* _WRITTEN INSTRUCTION_
In the copy, include every entry exactly but none of the images.
-------- DATA EXTRACT
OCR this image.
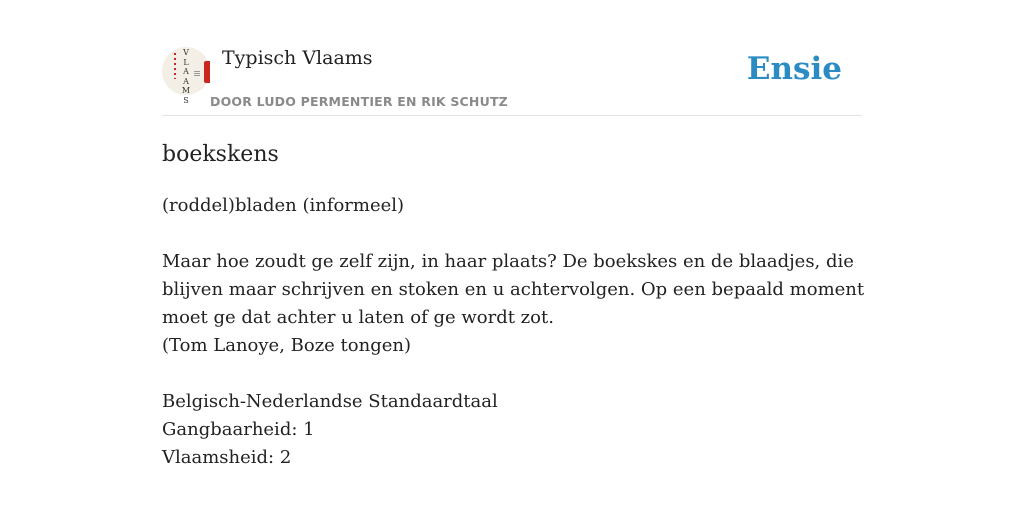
V
L
A
A
M
S
Typisch Vlaams
DOOR LUDO PERMENTIER EN RIK SCHUTZ
Ensie
boekskens
(roddel)bladen (informeel)
Maar hoe zoudt ge zelf zijn, in haar plaats? De boekskes en de blaadjes, die
blijven maar schrijven en stoken en u achtervolgen. Op een bepaald moment
moet ge dat achter u laten of ge wordt zot.
(Tom Lanoye, Boze tongen)
Belgisch-Nederlandse Standaardtaal
Gangbaarheid: 1
Vlaamsheid: 2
----------------
* _WRITTEN REPLY_
OCR this image.
V
L
A
A
M
S
Typisch Vlaams
DOOR LUDO PERMENTIER EN RIK SCHUTZ
Ensie
boekskens
(roddel)bladen (informeel)
Maar hoe zoudt ge zelf zijn, in haar plaats? De boekskes en de blaadjes, die
blijven maar schrijven en stoken en u achtervolgen. Op een bepaald moment
moet ge dat achter u laten of ge wordt zot.
(Tom Lanoye, Boze tongen)
Belgisch-Nederlandse Standaardtaal
Gangbaarheid: 1
Vlaamsheid: 2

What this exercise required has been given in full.